Texte proposé:
------------------------------
Maya Ibrahimchah, la pasionaria du patrimoine

Grand moment dimanche 23 décembre, au palais Hneiné, où flottait un parfum de légende. Sept mois de travaux et un gros budget ont permis à Maya Ibrahimchah d’offrir à 200 invités un intermède pour remonter le temps.


Elle s’est battue comme une tigresse pour montrer que quand on veut, on peut sauver des joyaux du patrimoine libanais... Maya Ibrahimchah posant en famille au cœur du palais Hneiné (à Zokak el-Blatt) qu’elle a fait superbement revivre le temps d’une soirée. Photo DR

Pendant sept mois, Maya Ibrahimchah a « réquisitionné » le palais Hneiné, à la rue Abdel Kader, secteur de Zokak el-Blatt. Jetant son dévolu sur cette grande demeure du XIXe siècle, dont les décors d’une rare beauté sont inspirés de l’Alhambra et de l’architecture médiévale de l’Égypte mamelouke, cette pasionaria inconditionnelle du patrimoine libanais se fixe un objectif : restituer au palais un éclat qui rappellera son lustre d’antan et y célébrer l’anniversaire de son mari Christian Ibrahimchah, pour partager avec ses amis la beauté des lieux. L’initiative de Maya Ibrahimchah vise à démontrer aux propriétaires-promoteurs que ce magnifique bâtiment peut servir de sésame pour un bel exemple de développement. Et, surtout, que le patrimoine libanais, en danger de mort, est inestimable.

La gageure n’est pas évidente car, laissé à l’abandon depuis la guerre civile du Liban, le bâtiment a subi une forte dégradation. Mais Maya Ibrahimchah a du ressort et, comme le dit un de ses amis, une force de caractère peu commune et des convictions bien ancrées. Alors, après l’accord des propriétaires, elle va s’armer de gants de protection, de bottes de chasse, d’un masque et d’un foulard pour recouvrir le nez, la bouche et les cheveux, et diriger une équipe d’ouvriers qui vont entreprendre le grand nettoyage, enlevant par dizaines de brouettées les ordures amoncelées dans le hall et dégageant la magnifique envolée de l’escalier baroque. Ce déblayage permettra de récupérer les débris de dalles qui jonchaient le sol, qu’elle va patiemment recoller fragment par fragment. « J’avais l’impression de faire un puzzle géant », dit-elle. Une opération qu’elle recommencera en emboîtant les uns dans les autres les morceaux de pierre de la fontaine qui décorait un des salons.
------------------------------
Consigne donnée 1: Transcrivez, dans le texte sur le palais Hneiné, tout ce qui va de « Grand moment dimanche » jusqu'à « remonter le temps. ».
Le texte et le listing constituent deux documents indépendants l'un de l'autre.

[Relevés des boîtes d'éléments d'image]
------------------------------
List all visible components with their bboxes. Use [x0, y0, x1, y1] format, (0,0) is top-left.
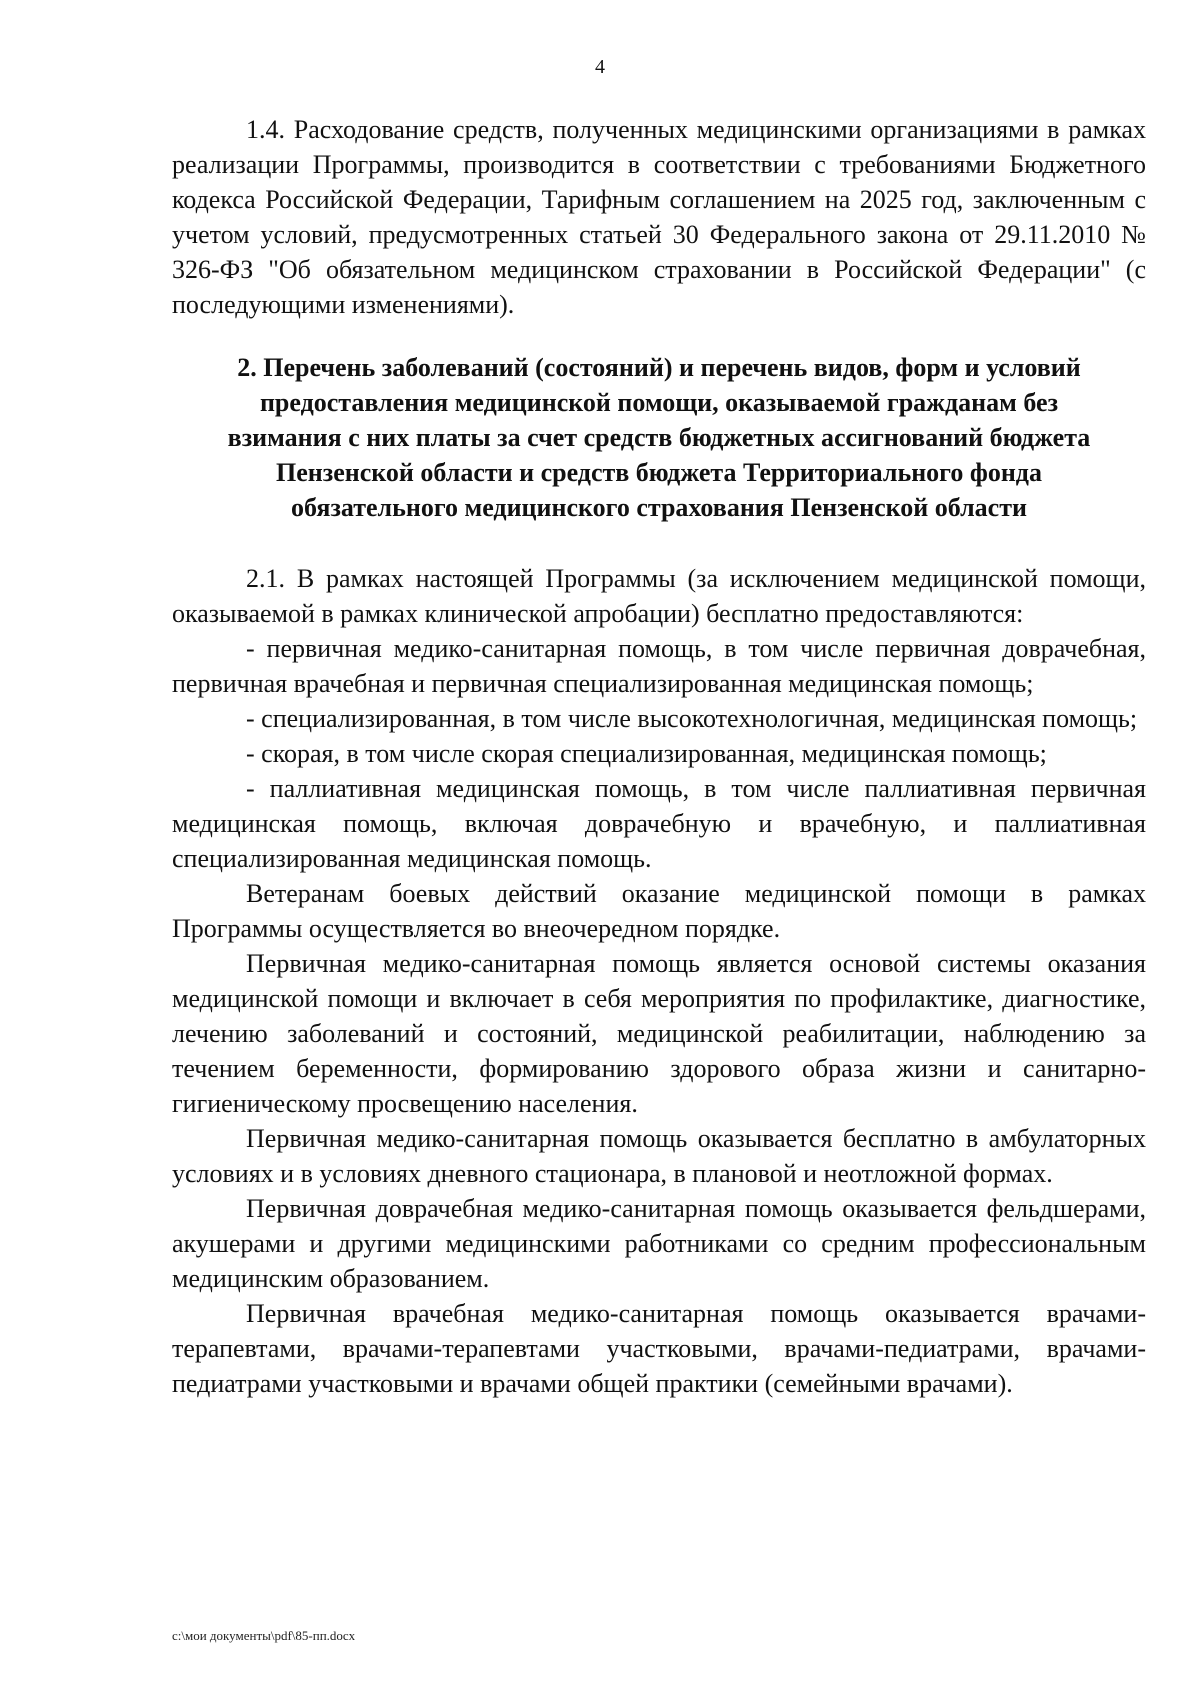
list-item: - первичная медико-санитарная помощь, в том числе первичная доврачебная, первичная врачебная и первичная специализированная медицинская помощь; — [172, 634, 1146, 698]
document-body — [172, 112, 1146, 1401]
paragraph-2-1: 2.1. В рамках настоящей Программы (за исключением медицинской помощи, оказываемой в рамках клинической апробации) бесплатно предоставляются: — [172, 564, 1146, 628]
paragraph-primary-care-basis: Первичная медико-санитарная помощь является основой системы оказания медицинской помощи и включает в себя мероприятия по профилактике, диагностике, лечению заболеваний и состояний, медицинской реабилитации, наблюдению за течением беременности, формированию здорового образа жизни и санитарно-гигиеническому просвещению населения. — [172, 949, 1146, 1118]
list-item: - скорая, в том числе скорая специализированная, медицинская помощь; — [246, 739, 1047, 768]
list-item: - паллиативная медицинская помощь, в том числе паллиативная первичная медицинская помощь, включая доврачебную и врачебную, и паллиативная специализированная медицинская помощь. — [172, 774, 1146, 873]
list-item: - специализированная, в том числе высокотехнологичная, медицинская помощь; — [246, 704, 1138, 733]
paragraph-doctor-care: Первичная врачебная медико-санитарная помощь оказывается врачами-терапевтами, врачами-терапевтами участковыми, врачами-педиатрами, врачами-педиатрами участковыми и врачами общей практики (семейными врачами). — [172, 1299, 1146, 1398]
paragraph-pre-doctor-care: Первичная доврачебная медико-санитарная помощь оказывается фельдшерами, акушерами и другими медицинскими работниками со средним профессиональным медицинским образованием. — [172, 1194, 1146, 1293]
page-number: 4 — [595, 56, 605, 78]
paragraph-primary-care-free: Первичная медико-санитарная помощь оказывается бесплатно в амбулаторных условиях и в условиях дневного стационара, в плановой и неотложной формах. — [172, 1124, 1146, 1188]
section-heading: 2. Перечень заболеваний (состояний) и перечень видов, форм и условий предоставления медицинской помощи, оказываемой гражданам без взимания с них платы за счет средств бюджетных ассигнований бюджета Пензенской области и средств бюджета Территориального фонда обязательного медицинского страхования Пензенской области — [227, 353, 1091, 522]
paragraph-1-4: 1.4. Расходование средств, полученных медицинскими организациями в рамках реализации Программы, производится в соответствии с требованиями Бюджетного кодекса Российской Федерации, Тарифным соглашением на 2025 год, заключенным с учетом условий, предусмотренных статьей 30 Федерального закона от 29.11.2010 № 326-ФЗ "Об обязательном медицинском страховании в Российской Федерации" (с последующими изменениями). — [172, 115, 1146, 319]
paragraph-veterans: Ветеранам боевых действий оказание медицинской помощи в рамках Программы осуществляется во внеочередном порядке. — [172, 879, 1146, 943]
footer-file-path: c:\мои документы\pdf\85-пп.docx — [172, 1628, 356, 1643]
------------------------------
Consigne donnée 2: Dans le listing, réécrivez tout ce qui va de la ligne contenant « list-item: - первичная » jusqu'à la ligne contenant « list-item: - скорая, в » en changeant « document-body » en « page-body », sans rien modifier d'autre. Ne donnez que ces lignes.

Réponse 1:
Grand moment dimanche 23 décembre, au palais Hneiné, où flottait un parfum de légende. Sept mois de travaux et un gros budget ont permis à Maya Ibrahimchah d’offrir à 200 invités un intermède pour remonter le temps.

Réponse 2:
list-item: - первичная медико-санитарная помощь, в том числе первичная доврачебная, первичная врачебная и первичная специализированная медицинская помощь; — [172, 634, 1146, 698]
page-body — [172, 112, 1146, 1401]
paragraph-2-1: 2.1. В рамках настоящей Программы (за исключением медицинской помощи, оказываемой в рамках клинической апробации) бесплатно предоставляются: — [172, 564, 1146, 628]
paragraph-primary-care-basis: Первичная медико-санитарная помощь является основой системы оказания медицинской помощи и включает в себя мероприятия по профилактике, диагностике, лечению заболеваний и состояний, медицинской реабилитации, наблюдению за течением беременности, формированию здорового образа жизни и санитарно-гигиеническому просвещению населения. — [172, 949, 1146, 1118]
list-item: - скорая, в том числе скорая специализированная, медицинская помощь; — [246, 739, 1047, 768]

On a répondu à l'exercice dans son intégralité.